Task statement:
Locate all lines in the data below that hold "Rand" and show them.

Entries provided:
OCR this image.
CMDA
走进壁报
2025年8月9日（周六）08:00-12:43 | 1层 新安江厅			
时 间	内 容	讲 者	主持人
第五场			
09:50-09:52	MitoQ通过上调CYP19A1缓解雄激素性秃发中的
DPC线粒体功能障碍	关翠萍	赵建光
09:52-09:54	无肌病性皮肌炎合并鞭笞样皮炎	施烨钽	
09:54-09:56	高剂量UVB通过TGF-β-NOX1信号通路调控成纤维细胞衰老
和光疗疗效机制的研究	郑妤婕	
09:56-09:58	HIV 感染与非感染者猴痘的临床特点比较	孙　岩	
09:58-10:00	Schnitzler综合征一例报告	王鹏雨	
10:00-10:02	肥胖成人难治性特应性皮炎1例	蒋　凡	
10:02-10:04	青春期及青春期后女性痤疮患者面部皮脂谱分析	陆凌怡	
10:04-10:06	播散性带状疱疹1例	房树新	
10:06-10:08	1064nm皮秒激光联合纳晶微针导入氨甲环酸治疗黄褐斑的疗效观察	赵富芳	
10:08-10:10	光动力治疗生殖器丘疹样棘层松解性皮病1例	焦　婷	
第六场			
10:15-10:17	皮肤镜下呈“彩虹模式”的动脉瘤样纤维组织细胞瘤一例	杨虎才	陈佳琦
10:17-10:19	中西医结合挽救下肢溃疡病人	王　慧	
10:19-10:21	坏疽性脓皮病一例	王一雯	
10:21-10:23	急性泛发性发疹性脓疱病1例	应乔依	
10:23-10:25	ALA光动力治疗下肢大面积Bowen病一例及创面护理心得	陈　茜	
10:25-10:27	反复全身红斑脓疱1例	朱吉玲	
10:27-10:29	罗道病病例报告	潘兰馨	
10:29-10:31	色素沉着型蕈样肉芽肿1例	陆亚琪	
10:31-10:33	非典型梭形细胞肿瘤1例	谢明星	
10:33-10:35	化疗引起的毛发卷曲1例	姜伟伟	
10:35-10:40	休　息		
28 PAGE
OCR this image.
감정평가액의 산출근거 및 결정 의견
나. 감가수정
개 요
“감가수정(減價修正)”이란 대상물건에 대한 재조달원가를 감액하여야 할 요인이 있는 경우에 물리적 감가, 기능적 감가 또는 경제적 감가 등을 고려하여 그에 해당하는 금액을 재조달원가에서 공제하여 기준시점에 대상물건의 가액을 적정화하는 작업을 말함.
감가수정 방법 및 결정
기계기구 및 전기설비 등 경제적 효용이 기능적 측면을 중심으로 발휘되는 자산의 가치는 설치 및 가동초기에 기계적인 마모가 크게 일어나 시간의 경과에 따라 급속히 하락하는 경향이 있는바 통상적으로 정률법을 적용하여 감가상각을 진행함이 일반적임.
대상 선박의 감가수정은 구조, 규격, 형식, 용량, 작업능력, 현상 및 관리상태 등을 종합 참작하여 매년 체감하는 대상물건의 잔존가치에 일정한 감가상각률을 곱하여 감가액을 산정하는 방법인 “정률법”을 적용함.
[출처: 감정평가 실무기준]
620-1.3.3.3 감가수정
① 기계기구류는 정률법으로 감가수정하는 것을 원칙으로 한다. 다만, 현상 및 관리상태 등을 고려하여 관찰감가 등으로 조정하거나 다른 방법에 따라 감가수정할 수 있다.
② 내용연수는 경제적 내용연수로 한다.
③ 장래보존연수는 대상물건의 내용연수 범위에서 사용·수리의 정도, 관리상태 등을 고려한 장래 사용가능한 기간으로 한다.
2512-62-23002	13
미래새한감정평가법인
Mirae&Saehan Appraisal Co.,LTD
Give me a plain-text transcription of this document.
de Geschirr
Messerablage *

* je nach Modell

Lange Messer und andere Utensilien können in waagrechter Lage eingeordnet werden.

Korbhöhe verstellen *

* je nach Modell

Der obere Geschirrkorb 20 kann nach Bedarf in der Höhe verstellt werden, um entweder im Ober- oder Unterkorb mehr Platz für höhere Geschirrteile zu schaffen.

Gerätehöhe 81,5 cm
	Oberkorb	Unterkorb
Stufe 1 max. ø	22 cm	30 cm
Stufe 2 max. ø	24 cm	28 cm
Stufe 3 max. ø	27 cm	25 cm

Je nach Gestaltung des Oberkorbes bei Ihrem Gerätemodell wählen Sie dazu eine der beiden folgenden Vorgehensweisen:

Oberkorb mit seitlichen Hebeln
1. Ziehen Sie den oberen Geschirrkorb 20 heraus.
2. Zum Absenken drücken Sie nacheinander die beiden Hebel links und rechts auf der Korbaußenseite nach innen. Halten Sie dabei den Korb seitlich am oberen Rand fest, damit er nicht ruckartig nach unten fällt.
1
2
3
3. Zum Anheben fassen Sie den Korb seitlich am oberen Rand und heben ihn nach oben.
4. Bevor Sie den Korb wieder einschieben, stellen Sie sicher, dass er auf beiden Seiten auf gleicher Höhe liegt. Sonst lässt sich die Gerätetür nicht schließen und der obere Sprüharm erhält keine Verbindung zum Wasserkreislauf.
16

In response:
2. Zum Absenken drücken Sie nacheinander die beiden Hebel links und rechts auf der Korbaußenseite nach innen. Halten Sie dabei den Korb seitlich am oberen Rand fest, damit er nicht ruckartig nach unten fällt.
3. Zum Anheben fassen Sie den Korb seitlich am oberen Rand und heben ihn nach oben.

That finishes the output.